DIRECTION :: Find the word "Lorraine" in the records below. List each line containing it.

DATASET CONTENT ::
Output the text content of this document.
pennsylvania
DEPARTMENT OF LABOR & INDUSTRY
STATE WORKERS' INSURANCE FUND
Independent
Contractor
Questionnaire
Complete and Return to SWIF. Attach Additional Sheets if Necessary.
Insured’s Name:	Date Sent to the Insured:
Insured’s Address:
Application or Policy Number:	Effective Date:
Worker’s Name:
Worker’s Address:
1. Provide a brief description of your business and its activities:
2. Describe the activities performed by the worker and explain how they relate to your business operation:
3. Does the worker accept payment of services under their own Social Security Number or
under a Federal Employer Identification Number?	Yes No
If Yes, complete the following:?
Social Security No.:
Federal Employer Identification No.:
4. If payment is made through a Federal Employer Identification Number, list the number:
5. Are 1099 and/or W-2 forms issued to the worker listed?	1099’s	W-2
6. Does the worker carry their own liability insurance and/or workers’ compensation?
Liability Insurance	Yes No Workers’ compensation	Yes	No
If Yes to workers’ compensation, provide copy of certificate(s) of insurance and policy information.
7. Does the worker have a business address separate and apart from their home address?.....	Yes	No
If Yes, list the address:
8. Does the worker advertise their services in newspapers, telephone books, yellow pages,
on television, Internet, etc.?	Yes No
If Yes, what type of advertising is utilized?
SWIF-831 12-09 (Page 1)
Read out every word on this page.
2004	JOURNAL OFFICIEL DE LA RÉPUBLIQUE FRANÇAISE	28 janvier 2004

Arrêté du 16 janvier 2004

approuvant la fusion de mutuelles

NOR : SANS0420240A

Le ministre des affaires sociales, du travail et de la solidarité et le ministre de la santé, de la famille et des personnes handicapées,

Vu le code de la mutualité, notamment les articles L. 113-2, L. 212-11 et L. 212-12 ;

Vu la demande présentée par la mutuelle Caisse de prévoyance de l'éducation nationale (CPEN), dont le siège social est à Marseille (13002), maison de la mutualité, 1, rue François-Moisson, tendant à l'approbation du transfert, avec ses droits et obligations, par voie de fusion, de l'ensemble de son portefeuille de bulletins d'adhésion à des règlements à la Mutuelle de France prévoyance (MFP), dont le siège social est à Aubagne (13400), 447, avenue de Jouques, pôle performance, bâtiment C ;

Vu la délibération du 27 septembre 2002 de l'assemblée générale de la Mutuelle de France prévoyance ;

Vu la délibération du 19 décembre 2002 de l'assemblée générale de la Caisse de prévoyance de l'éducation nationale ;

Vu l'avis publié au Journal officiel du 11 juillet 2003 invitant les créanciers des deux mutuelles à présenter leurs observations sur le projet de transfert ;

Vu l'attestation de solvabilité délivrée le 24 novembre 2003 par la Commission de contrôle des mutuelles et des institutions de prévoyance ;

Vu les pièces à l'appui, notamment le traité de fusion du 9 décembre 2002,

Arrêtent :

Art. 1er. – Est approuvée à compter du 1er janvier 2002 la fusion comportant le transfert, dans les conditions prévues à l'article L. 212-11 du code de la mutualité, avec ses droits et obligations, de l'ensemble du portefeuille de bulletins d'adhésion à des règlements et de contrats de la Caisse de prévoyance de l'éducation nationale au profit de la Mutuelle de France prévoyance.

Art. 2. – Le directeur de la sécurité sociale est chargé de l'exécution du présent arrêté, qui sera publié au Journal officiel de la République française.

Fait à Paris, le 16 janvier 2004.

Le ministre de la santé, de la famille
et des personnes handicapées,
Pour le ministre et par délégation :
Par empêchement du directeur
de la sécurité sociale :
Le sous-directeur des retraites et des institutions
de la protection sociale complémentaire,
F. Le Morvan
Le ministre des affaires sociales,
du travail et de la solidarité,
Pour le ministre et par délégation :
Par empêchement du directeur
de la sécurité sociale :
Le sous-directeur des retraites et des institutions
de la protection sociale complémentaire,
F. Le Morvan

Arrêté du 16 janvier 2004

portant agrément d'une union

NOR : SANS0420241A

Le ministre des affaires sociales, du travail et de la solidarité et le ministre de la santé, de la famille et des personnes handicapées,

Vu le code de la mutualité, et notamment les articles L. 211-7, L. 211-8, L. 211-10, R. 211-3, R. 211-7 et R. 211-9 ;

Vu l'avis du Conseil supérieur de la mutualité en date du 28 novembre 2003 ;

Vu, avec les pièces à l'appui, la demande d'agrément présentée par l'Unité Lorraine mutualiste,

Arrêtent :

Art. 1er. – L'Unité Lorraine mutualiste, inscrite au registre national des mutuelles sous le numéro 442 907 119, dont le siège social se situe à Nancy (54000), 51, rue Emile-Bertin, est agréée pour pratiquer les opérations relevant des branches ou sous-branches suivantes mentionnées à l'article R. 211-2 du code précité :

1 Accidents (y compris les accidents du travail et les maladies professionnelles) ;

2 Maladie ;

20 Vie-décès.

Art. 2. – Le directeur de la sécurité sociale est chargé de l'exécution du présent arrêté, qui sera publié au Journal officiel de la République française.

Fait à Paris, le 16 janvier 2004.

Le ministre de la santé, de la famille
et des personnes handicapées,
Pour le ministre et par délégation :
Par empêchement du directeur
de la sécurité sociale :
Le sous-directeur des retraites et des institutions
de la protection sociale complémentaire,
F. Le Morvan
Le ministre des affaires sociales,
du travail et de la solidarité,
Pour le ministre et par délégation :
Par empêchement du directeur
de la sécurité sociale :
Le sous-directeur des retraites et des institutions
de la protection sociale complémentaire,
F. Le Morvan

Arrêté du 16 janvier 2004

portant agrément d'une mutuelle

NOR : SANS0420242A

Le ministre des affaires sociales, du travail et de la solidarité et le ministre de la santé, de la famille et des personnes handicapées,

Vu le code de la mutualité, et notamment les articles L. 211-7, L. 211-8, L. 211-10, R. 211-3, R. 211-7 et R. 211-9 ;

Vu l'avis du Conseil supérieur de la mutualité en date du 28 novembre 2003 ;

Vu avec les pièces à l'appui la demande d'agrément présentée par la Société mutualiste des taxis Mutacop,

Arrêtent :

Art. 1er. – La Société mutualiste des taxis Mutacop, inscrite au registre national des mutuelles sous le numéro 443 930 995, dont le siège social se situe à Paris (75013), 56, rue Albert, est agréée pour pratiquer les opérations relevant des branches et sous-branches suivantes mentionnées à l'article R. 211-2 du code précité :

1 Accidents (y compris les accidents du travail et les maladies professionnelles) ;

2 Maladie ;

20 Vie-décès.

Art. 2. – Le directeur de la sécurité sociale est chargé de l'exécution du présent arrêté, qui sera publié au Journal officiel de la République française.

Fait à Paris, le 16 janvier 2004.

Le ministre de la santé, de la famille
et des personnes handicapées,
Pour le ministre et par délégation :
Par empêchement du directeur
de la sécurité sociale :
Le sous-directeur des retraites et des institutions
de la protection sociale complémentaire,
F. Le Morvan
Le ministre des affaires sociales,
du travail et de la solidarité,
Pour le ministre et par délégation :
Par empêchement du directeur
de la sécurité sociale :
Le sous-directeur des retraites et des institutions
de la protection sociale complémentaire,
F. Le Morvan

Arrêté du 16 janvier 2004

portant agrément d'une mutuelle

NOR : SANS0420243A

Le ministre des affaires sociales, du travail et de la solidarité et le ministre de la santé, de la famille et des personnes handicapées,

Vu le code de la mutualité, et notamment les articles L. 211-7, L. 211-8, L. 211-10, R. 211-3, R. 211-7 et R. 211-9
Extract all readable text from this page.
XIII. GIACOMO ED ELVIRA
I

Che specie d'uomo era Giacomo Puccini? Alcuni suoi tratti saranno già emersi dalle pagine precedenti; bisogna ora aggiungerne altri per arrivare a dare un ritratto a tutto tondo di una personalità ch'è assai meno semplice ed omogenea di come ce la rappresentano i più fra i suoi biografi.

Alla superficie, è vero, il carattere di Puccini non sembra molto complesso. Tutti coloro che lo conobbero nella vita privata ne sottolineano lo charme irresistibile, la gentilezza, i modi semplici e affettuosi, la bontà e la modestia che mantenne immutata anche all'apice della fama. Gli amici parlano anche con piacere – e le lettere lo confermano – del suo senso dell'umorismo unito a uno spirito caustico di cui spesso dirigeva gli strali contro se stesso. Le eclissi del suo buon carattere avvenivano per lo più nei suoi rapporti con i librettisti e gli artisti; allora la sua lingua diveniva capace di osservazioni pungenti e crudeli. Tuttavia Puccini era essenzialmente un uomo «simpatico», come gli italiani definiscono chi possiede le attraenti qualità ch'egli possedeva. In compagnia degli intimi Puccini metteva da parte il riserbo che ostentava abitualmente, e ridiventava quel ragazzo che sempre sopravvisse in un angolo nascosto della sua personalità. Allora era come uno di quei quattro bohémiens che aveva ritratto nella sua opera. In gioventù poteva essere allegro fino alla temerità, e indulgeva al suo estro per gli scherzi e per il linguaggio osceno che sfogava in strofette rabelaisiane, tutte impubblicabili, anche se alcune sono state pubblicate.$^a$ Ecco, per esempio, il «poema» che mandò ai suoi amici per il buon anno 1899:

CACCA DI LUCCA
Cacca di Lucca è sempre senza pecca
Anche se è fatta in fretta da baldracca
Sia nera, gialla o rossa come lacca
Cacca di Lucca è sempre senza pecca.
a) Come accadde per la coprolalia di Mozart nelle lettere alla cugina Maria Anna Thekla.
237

CORRECT OUTPUT ::
Vu, avec les pièces à l'appui, la demande d'agrément présentée par l'Unité Lorraine mutualiste,
Art. 1er. – L'Unité Lorraine mutualiste, inscrite au registre national des mutuelles sous le numéro 442 907 119, dont le siège social se situe à Nancy (54000), 51, rue Emile-Bertin, est agréée pour pratiquer les opérations relevant des branches ou sous-branches suivantes mentionnées à l'article R. 211-2 du code précité :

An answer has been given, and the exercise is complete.